#### Short problem
Revise the material below so that each "Residue index" becomes "Sequence position" and nothing else changes. Leave out the pictures.

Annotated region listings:
########
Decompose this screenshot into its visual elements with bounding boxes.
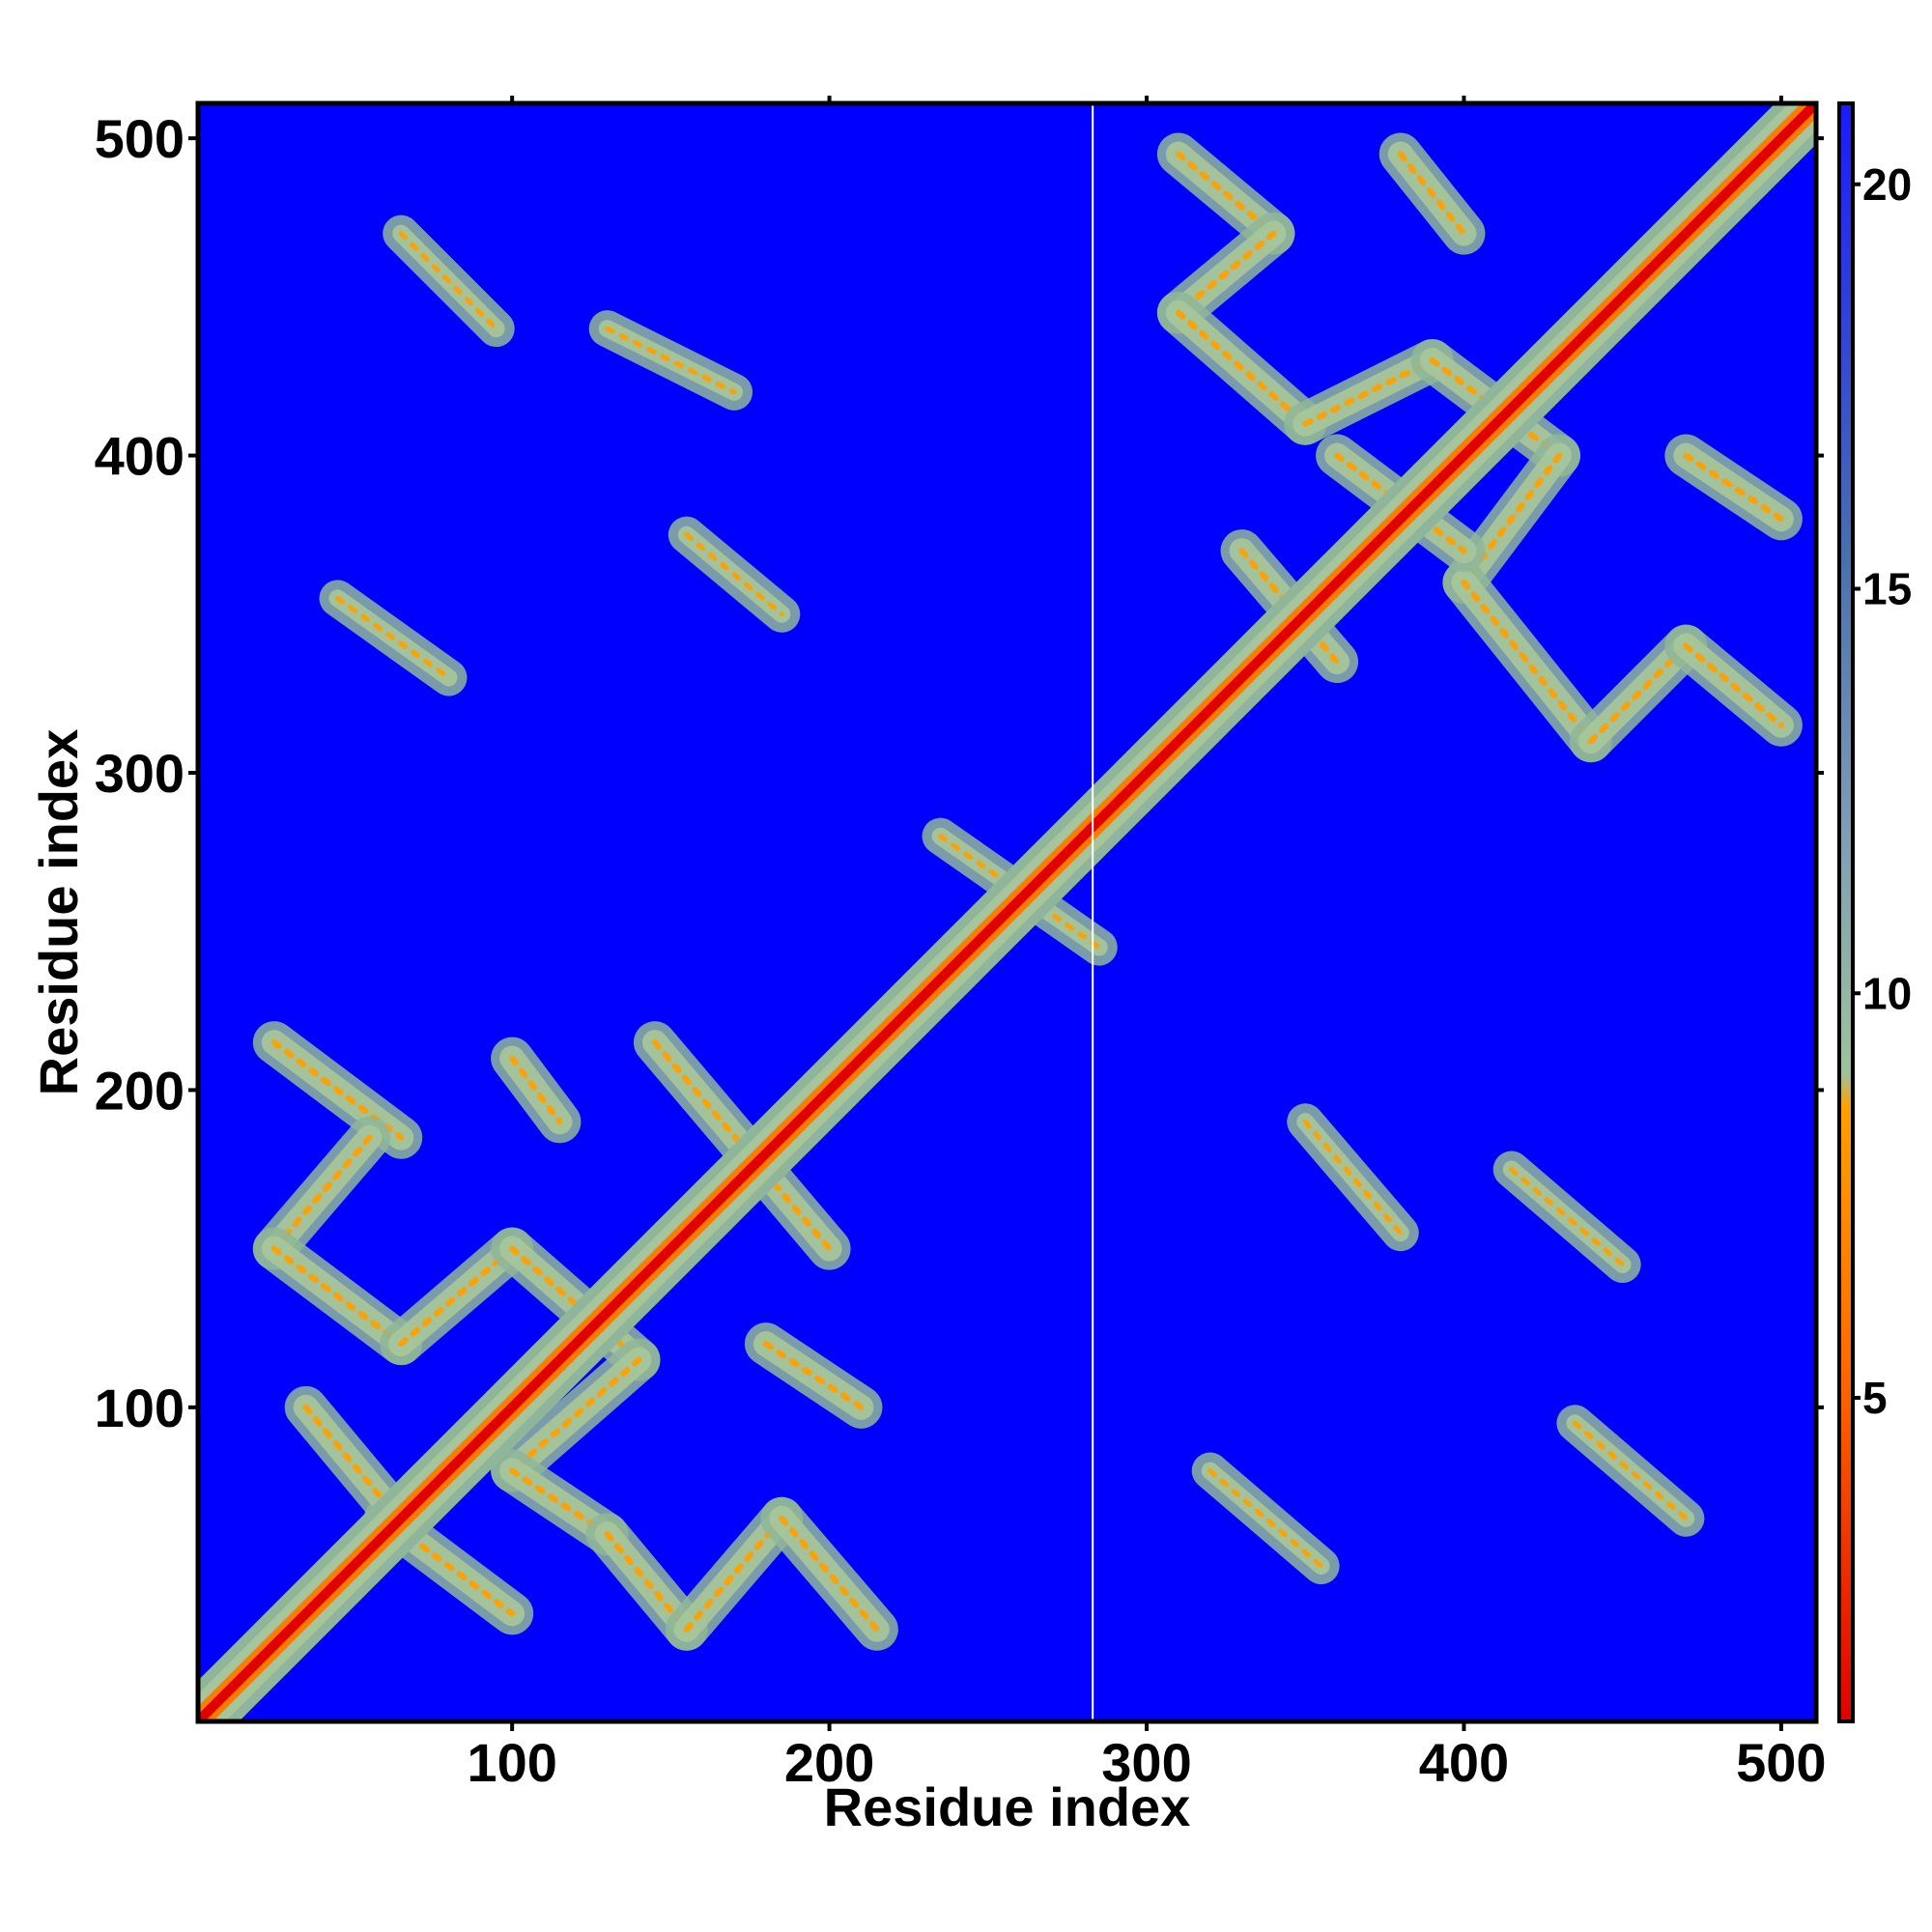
colorbar-tick-label: 15 [1862,564,1912,614]
contact-band-layer [1175,309,1309,427]
inter-domain-contact [383,214,515,348]
contact-band [491,1037,582,1144]
contact-band [284,1385,407,1524]
x-tick-label: 100 [467,1732,556,1793]
contact-band-layer [302,1404,388,1506]
inter-domain-contact-layer [684,532,784,617]
axes: 100 200 300 400 500 100 200 300 400 500 [95,96,1827,1793]
contact-band-layer [1683,452,1784,523]
x-tick-label: 500 [1736,1732,1826,1793]
colorbar: 5 10 15 20 [1837,101,1912,1723]
contact-band [1664,624,1803,747]
contact-band-layer [604,1531,690,1633]
contact-band-layer [1302,357,1435,427]
inter-domain-contact [668,516,801,633]
colorbar-tick-label: 20 [1862,159,1912,210]
contact-band [1664,434,1803,541]
contact-band [252,1227,423,1366]
heatmap-area [198,103,1816,1721]
contact-band-layer [683,1515,785,1633]
y-axis-title: Residue index [28,729,89,1096]
colorbar-gradient [1837,101,1855,1723]
inter-domain-contact-layer [1509,1167,1626,1267]
x-axis-title: Residue index [824,1776,1191,1837]
inter-domain-contact-layer [398,231,499,331]
contact-band [252,1116,391,1270]
contact-band [1378,132,1486,255]
contact-band-layer [1175,151,1277,237]
contact-band-layer [1683,642,1784,728]
contact-band-layer [398,1245,516,1348]
contact-band-layer [270,1134,373,1252]
y-tick-label: 500 [95,108,185,169]
contact-band-layer [509,1055,563,1125]
contact-band-layer [762,1341,865,1410]
plot-frame [195,100,1819,1724]
inter-domain-contact [1191,1452,1340,1585]
contact-band [1284,339,1454,445]
contact-band [1156,291,1327,445]
contact-band-layer [270,1245,405,1348]
contact-band-layer [1238,548,1341,666]
contact-band-layer [1587,642,1690,745]
diagonal-layer [198,103,1816,1721]
y-tick-label: 100 [95,1378,185,1438]
contact-band [1569,624,1708,763]
contact-band-layer [509,1356,642,1474]
inter-domain-contact-layer [1208,1468,1324,1569]
contact-band [380,1227,534,1366]
colorbar-tick-label: 10 [1862,968,1912,1018]
y-tick-label: 300 [95,743,185,804]
contact-band [1442,560,1612,763]
inter-domain-contact-layer [1302,1119,1404,1236]
inter-domain-contact [319,580,468,696]
contact-band-layer [1461,579,1594,745]
inter-domain-contact [1556,1405,1705,1537]
x-tick-label: 200 [784,1732,874,1793]
x-tick-label: 400 [1419,1732,1509,1793]
inter-domain-contact-layer [335,595,451,680]
diagonal-band [198,103,1816,1721]
contact-band [491,1338,661,1492]
colorbar-tick-label: 5 [1862,1373,1888,1423]
y-tick-label: 400 [95,426,185,487]
contact-band [744,1322,883,1429]
y-tick-label: 200 [95,1060,185,1121]
contact-band [760,1496,898,1651]
contact-band-layer [1397,151,1467,237]
contact-band [665,1496,804,1651]
inter-domain-contact [1492,1151,1641,1284]
inter-domain-contact [588,310,753,411]
contact-band-layer [1175,230,1277,316]
inter-domain-contact [1287,1103,1419,1252]
contact-band-layer [382,1515,516,1617]
inter-domain-contact-layer [1572,1420,1689,1521]
x-tick-label: 300 [1101,1732,1191,1793]
contact-band-layer [779,1515,880,1633]
inter-domain-contact-layer [605,326,737,395]
contact-band-layer [651,1039,833,1252]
########
#### Response
Decompose this screenshot into its visual elements with bounding boxes.
colorbar-tick-label: 15 [1862,564,1912,614]
contact-band-layer [1175,309,1309,427]
inter-domain-contact [383,214,515,348]
contact-band [491,1037,582,1144]
contact-band [284,1385,407,1524]
x-tick-label: 100 [467,1732,556,1793]
contact-band-layer [302,1404,388,1506]
inter-domain-contact-layer [684,532,784,617]
axes: 100 200 300 400 500 100 200 300 400 500 [95,96,1827,1793]
contact-band-layer [1683,452,1784,523]
x-tick-label: 500 [1736,1732,1826,1793]
colorbar: 5 10 15 20 [1837,101,1912,1723]
contact-band [1664,624,1803,747]
contact-band-layer [604,1531,690,1633]
contact-band-layer [1302,357,1435,427]
inter-domain-contact [668,516,801,633]
colorbar-tick-label: 20 [1862,159,1912,210]
contact-band [1664,434,1803,541]
contact-band [252,1227,423,1366]
heatmap-area [198,103,1816,1721]
contact-band-layer [683,1515,785,1633]
y-axis-title: Sequence position [28,729,89,1096]
colorbar-gradient [1837,101,1855,1723]
inter-domain-contact-layer [1509,1167,1626,1267]
x-axis-title: Sequence position [824,1776,1191,1837]
inter-domain-contact-layer [398,231,499,331]
contact-band [252,1116,391,1270]
contact-band [1378,132,1486,255]
contact-band-layer [1175,151,1277,237]
contact-band-layer [1683,642,1784,728]
contact-band-layer [398,1245,516,1348]
contact-band-layer [270,1134,373,1252]
y-tick-label: 500 [95,108,185,169]
contact-band-layer [509,1055,563,1125]
contact-band-layer [762,1341,865,1410]
plot-frame [195,100,1819,1724]
inter-domain-contact [1191,1452,1340,1585]
contact-band [1284,339,1454,445]
contact-band [1156,291,1327,445]
contact-band-layer [270,1245,405,1348]
contact-band-layer [1238,548,1341,666]
contact-band-layer [1587,642,1690,745]
diagonal-layer [198,103,1816,1721]
y-tick-label: 100 [95,1378,185,1438]
contact-band [1569,624,1708,763]
contact-band-layer [509,1356,642,1474]
inter-domain-contact-layer [1208,1468,1324,1569]
contact-band [380,1227,534,1366]
colorbar-tick-label: 10 [1862,968,1912,1018]
y-tick-label: 300 [95,743,185,804]
contact-band [1442,560,1612,763]
inter-domain-contact-layer [1302,1119,1404,1236]
inter-domain-contact [319,580,468,696]
contact-band-layer [1461,579,1594,745]
inter-domain-contact [1556,1405,1705,1537]
x-tick-label: 200 [784,1732,874,1793]
x-tick-label: 400 [1419,1732,1509,1793]
inter-domain-contact-layer [335,595,451,680]
diagonal-band [198,103,1816,1721]
contact-band [491,1338,661,1492]
colorbar-tick-label: 5 [1862,1373,1888,1423]
y-tick-label: 400 [95,426,185,487]
contact-band [744,1322,883,1429]
y-tick-label: 200 [95,1060,185,1121]
contact-band [760,1496,898,1651]
contact-band-layer [1397,151,1467,237]
contact-band [665,1496,804,1651]
inter-domain-contact [1492,1151,1641,1284]
inter-domain-contact [588,310,753,411]
contact-band-layer [1175,230,1277,316]
inter-domain-contact [1287,1103,1419,1252]
contact-band-layer [382,1515,516,1617]
inter-domain-contact-layer [1572,1420,1689,1521]
x-tick-label: 300 [1101,1732,1191,1793]
contact-band-layer [779,1515,880,1633]
inter-domain-contact-layer [605,326,737,395]
contact-band-layer [651,1039,833,1252]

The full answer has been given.